→ **AIM OF THE TASK**
Leave out the pictures and copy every record exactly.

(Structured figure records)
▽
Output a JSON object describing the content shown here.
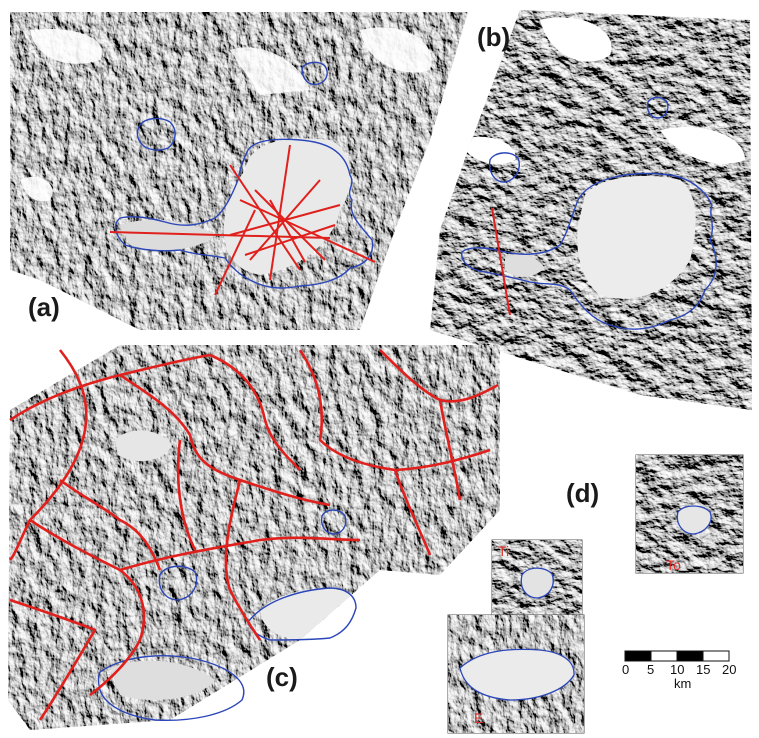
{
  "figure": {
    "panels": [
      {
        "id": "a",
        "label": "(a)"
      },
      {
        "id": "b",
        "label": "(b)"
      },
      {
        "id": "c",
        "label": "(c)"
      },
      {
        "id": "d",
        "label": "(d)"
      }
    ],
    "insets": [
      {
        "id": "Ti",
        "label": "Ti"
      },
      {
        "id": "E",
        "label": "E"
      },
      {
        "id": "To",
        "label": "To"
      }
    ],
    "scale_bar": {
      "ticks": [
        "0",
        "5",
        "10",
        "15",
        "20"
      ],
      "unit": "km"
    },
    "colors": {
      "boundary": "#2b46b8",
      "lines": "#e0201c",
      "relief_dark": "#3a3a3a",
      "relief_mid": "#8a8a8a",
      "relief_light": "#d8d8d8"
    }
  }
}
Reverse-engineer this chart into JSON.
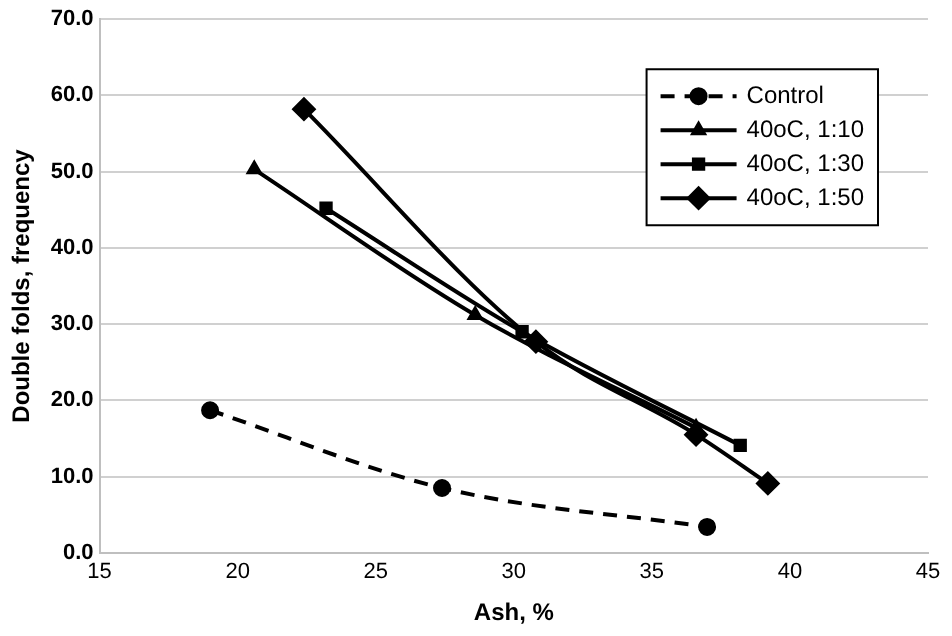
{
  "chart_data": {
    "type": "line",
    "xlabel": "Ash, %",
    "ylabel": "Double folds, frequency",
    "xlim": [
      15,
      45
    ],
    "xticks": [
      15,
      20,
      25,
      30,
      35,
      40,
      45
    ],
    "ylim": [
      0,
      70
    ],
    "yticks": [
      {
        "value": 0,
        "label": "0.0"
      },
      {
        "value": 10,
        "label": "10.0"
      },
      {
        "value": 20,
        "label": "20.0"
      },
      {
        "value": 30,
        "label": "30.0"
      },
      {
        "value": 40,
        "label": "40.0"
      },
      {
        "value": 50,
        "label": "50.0"
      },
      {
        "value": 60,
        "label": "60.0"
      },
      {
        "value": 70,
        "label": "70.0"
      }
    ],
    "grid": "y",
    "legend": "top right",
    "series": [
      {
        "name": "Control",
        "color": "#000000",
        "marker": "circle",
        "line_style": "dashed",
        "x": [
          19.0,
          27.4,
          37.0
        ],
        "values": [
          18.7,
          8.5,
          3.4
        ]
      },
      {
        "name": "40oC, 1:10",
        "color": "#000000",
        "marker": "triangle",
        "line_style": "solid",
        "x": [
          20.6,
          28.6,
          36.6
        ],
        "values": [
          50.3,
          31.2,
          16.4
        ]
      },
      {
        "name": "40oC, 1:30",
        "color": "#000000",
        "marker": "square",
        "line_style": "solid",
        "x": [
          23.2,
          30.3,
          38.2
        ],
        "values": [
          45.2,
          29.0,
          14.1
        ]
      },
      {
        "name": "40oC, 1:50",
        "color": "#000000",
        "marker": "diamond",
        "line_style": "solid",
        "x": [
          22.4,
          30.8,
          36.6,
          39.2
        ],
        "values": [
          58.2,
          27.7,
          15.5,
          9.1
        ]
      }
    ]
  }
}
△
→ **SOLUTION TO THIS TASK**
Output a JSON object describing the content shown here.
{
  "figure": {
    "panels": [
      {
        "id": "a",
        "label": "(a)"
      },
      {
        "id": "b",
        "label": "(b)"
      },
      {
        "id": "c",
        "label": "(c)"
      },
      {
        "id": "d",
        "label": "(d)"
      }
    ],
    "insets": [
      {
        "id": "Ti",
        "label": "Ti"
      },
      {
        "id": "E",
        "label": "E"
      },
      {
        "id": "To",
        "label": "To"
      }
    ],
    "scale_bar": {
      "ticks": [
        "0",
        "5",
        "10",
        "15",
        "20"
      ],
      "unit": "km"
    },
    "colors": {
      "boundary": "#2b46b8",
      "lines": "#e0201c",
      "relief_dark": "#3a3a3a",
      "relief_mid": "#8a8a8a",
      "relief_light": "#d8d8d8"
    }
  }
}
Reverse-engineer this chart into JSON.
{
  "chart_data": {
    "type": "line",
    "xlabel": "Ash, %",
    "ylabel": "Double folds, frequency",
    "xlim": [
      15,
      45
    ],
    "xticks": [
      15,
      20,
      25,
      30,
      35,
      40,
      45
    ],
    "ylim": [
      0,
      70
    ],
    "yticks": [
      {
        "value": 0,
        "label": "0.0"
      },
      {
        "value": 10,
        "label": "10.0"
      },
      {
        "value": 20,
        "label": "20.0"
      },
      {
        "value": 30,
        "label": "30.0"
      },
      {
        "value": 40,
        "label": "40.0"
      },
      {
        "value": 50,
        "label": "50.0"
      },
      {
        "value": 60,
        "label": "60.0"
      },
      {
        "value": 70,
        "label": "70.0"
      }
    ],
    "grid": "y",
    "legend": "top right",
    "series": [
      {
        "name": "Control",
        "color": "#000000",
        "marker": "circle",
        "line_style": "dashed",
        "x": [
          19.0,
          27.4,
          37.0
        ],
        "values": [
          18.7,
          8.5,
          3.4
        ]
      },
      {
        "name": "40oC, 1:10",
        "color": "#000000",
        "marker": "triangle",
        "line_style": "solid",
        "x": [
          20.6,
          28.6,
          36.6
        ],
        "values": [
          50.3,
          31.2,
          16.4
        ]
      },
      {
        "name": "40oC, 1:30",
        "color": "#000000",
        "marker": "square",
        "line_style": "solid",
        "x": [
          23.2,
          30.3,
          38.2
        ],
        "values": [
          45.2,
          29.0,
          14.1
        ]
      },
      {
        "name": "40oC, 1:50",
        "color": "#000000",
        "marker": "diamond",
        "line_style": "solid",
        "x": [
          22.4,
          30.8,
          36.6,
          39.2
        ],
        "values": [
          58.2,
          27.7,
          15.5,
          9.1
        ]
      }
    ]
  }
}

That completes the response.